▸ **Exercise objective**
Translate into Spanish this sentence from the sirolimus passage below: "The half‐life of sirolimus is about 60 h in adults, but it is shortened in children and variable according to age."

▸ **Extract to read**
Sirolimus has the advantage, compared to other mTOR inhibitors, of having an oral route of delivery (either tablets or oral solution). Bioavailability is low, and it interacts with many molecules, particularly antifungals. Before initiating treatment, it is imperative to ensure that vaccinations are up‐to‐date, and to screen for contraindications including active infections, hematological disorders (anemia and/or cytopenia), liver insufficiency, peanut allergy for the oral solution form, and hypersensitivity to sirolimus. In vascular anomalies, sirolimus is usually initiated at a dose of 0.08 to 0.1 mg/kg/day or 1.6 mg/m²/day and is taken in 1 dose in adults and in 2 doses in children at a fixed time. The half‐life of sirolimus is about 60 h in adults, but it is shortened in children and variable according to age. At the beginning of treatment, biological examinations must be carried out monthly to ensure good tolerance (blood count, platelets, renal and hepatic functions, cholesterol, triglycerides, and glycemia are monitored). The residual concentration of sirolimus must be dosed after approximately 15 days to allow dosage adjustment: the threshold value of the residual concentration should align with the use of sirolimus in renal transplantation and is estimated between 4 and 12 ng/ml. ³⁰ , ³²

The side effects commonly reported during treatment with sirolimus in vascular anomalies are rarely severe; the most common are oral mucositis, digestive disorders (abdominal pain, anorexia), headaches, and asthenia. Rare cases of hypersensitivity pneumonitis have been reported, as well as cases of arterial hypertension and induced lymphoedema, presumably by inhibition of lymphangiogenesis. ³⁶ Biological disturbances may also occur: anemia and cytopenia, which may require discontinuation of treatment; microcytosis, which occurs frequently (probably linked to the interaction of sirolimus with iron metabolism); and elevation of blood lipids and glucose, which is usually without clinical consequences. The duration of treatment of vascular anomalies with sirolimus is at least 6 months, but the time course is not codified and is currently discussed between doctors, parents, and child. In the event of prolonged treatment, some teams advise Pneumocystis prophylaxis (cotrimoxazole or pentamidine).

▸ **Information given**
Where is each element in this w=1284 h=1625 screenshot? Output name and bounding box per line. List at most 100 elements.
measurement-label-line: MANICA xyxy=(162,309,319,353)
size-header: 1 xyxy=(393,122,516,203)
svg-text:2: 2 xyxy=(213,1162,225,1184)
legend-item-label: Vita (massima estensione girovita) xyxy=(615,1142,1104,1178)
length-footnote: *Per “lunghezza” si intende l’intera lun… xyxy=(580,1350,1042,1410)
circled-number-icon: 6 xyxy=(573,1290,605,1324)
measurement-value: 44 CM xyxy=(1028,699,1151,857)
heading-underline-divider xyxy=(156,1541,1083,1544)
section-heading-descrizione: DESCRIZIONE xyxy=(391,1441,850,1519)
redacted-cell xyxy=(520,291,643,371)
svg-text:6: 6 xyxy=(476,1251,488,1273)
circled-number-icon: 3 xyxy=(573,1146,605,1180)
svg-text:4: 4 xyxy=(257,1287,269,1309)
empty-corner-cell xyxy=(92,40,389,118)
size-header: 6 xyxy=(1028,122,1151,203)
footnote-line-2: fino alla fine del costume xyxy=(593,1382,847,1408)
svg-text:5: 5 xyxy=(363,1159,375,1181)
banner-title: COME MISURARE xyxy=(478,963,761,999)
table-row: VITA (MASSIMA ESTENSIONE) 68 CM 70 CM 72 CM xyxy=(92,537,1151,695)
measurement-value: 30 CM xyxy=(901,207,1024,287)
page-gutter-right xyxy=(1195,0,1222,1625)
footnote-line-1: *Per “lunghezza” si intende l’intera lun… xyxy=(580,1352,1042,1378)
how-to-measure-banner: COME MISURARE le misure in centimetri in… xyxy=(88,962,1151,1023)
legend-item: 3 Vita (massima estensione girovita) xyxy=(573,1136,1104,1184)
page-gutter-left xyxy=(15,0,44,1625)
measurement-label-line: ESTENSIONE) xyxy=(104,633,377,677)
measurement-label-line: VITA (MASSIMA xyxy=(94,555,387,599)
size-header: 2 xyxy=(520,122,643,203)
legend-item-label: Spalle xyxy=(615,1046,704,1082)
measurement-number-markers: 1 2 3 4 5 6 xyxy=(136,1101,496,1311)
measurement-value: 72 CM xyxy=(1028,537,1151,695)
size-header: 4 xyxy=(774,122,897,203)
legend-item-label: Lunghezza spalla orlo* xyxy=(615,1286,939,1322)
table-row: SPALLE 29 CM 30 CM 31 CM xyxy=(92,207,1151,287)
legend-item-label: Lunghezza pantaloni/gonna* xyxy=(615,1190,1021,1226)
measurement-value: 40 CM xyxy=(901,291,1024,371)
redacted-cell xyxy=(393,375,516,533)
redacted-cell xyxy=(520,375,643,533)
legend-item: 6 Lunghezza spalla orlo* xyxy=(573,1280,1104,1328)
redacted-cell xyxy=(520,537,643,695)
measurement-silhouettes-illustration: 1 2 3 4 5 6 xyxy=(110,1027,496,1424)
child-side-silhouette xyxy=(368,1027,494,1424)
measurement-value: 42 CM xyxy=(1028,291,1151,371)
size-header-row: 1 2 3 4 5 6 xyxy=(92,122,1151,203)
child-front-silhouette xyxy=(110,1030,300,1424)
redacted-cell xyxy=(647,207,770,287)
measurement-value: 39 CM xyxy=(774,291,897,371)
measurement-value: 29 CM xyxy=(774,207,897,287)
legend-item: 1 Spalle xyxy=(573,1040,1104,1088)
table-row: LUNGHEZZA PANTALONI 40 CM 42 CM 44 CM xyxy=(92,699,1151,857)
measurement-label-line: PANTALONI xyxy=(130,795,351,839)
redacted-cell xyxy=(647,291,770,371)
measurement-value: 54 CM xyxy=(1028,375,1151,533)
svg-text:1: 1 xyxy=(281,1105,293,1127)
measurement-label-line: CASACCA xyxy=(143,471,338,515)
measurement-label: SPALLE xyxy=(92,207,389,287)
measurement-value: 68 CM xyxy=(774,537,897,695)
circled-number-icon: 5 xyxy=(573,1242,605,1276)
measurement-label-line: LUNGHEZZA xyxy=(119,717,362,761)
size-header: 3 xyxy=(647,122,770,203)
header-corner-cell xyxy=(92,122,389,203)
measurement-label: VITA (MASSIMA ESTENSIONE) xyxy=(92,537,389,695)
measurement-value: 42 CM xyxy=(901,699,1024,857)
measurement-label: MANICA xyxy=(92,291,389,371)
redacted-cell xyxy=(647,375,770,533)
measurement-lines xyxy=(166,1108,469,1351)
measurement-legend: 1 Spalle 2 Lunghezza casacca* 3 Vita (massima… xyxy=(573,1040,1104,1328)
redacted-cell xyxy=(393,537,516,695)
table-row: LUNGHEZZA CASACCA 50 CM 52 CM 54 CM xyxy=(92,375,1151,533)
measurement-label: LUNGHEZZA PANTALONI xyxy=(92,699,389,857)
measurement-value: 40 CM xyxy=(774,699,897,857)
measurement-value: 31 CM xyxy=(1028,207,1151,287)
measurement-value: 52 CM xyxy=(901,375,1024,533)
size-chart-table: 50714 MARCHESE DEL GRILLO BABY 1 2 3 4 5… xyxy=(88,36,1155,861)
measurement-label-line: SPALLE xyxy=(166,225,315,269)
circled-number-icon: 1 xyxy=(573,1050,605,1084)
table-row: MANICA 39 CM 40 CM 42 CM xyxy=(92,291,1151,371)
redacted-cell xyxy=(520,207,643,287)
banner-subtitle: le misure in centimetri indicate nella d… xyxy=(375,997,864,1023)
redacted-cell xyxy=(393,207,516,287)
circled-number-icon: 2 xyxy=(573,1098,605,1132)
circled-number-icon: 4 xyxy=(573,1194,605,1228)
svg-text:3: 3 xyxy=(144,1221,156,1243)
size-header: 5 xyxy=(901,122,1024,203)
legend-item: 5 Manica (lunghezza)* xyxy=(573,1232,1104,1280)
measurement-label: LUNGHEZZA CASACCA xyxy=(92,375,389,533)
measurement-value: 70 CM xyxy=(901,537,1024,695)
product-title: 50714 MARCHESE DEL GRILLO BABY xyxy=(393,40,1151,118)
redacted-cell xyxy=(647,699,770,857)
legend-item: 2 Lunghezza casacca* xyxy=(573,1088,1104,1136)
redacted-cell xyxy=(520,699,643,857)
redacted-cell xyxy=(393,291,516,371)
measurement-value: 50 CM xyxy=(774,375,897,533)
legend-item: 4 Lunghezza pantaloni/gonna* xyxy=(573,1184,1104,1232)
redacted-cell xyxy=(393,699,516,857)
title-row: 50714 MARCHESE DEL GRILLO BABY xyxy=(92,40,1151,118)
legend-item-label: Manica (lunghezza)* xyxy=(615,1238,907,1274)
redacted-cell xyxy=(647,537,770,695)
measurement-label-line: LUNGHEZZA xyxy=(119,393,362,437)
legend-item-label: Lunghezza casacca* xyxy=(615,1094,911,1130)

▸ **Answer to the exercise**
La vida media del sirolimus es de unas 60 h en los adultos, pero se acorta en los niños y es variable según la edad.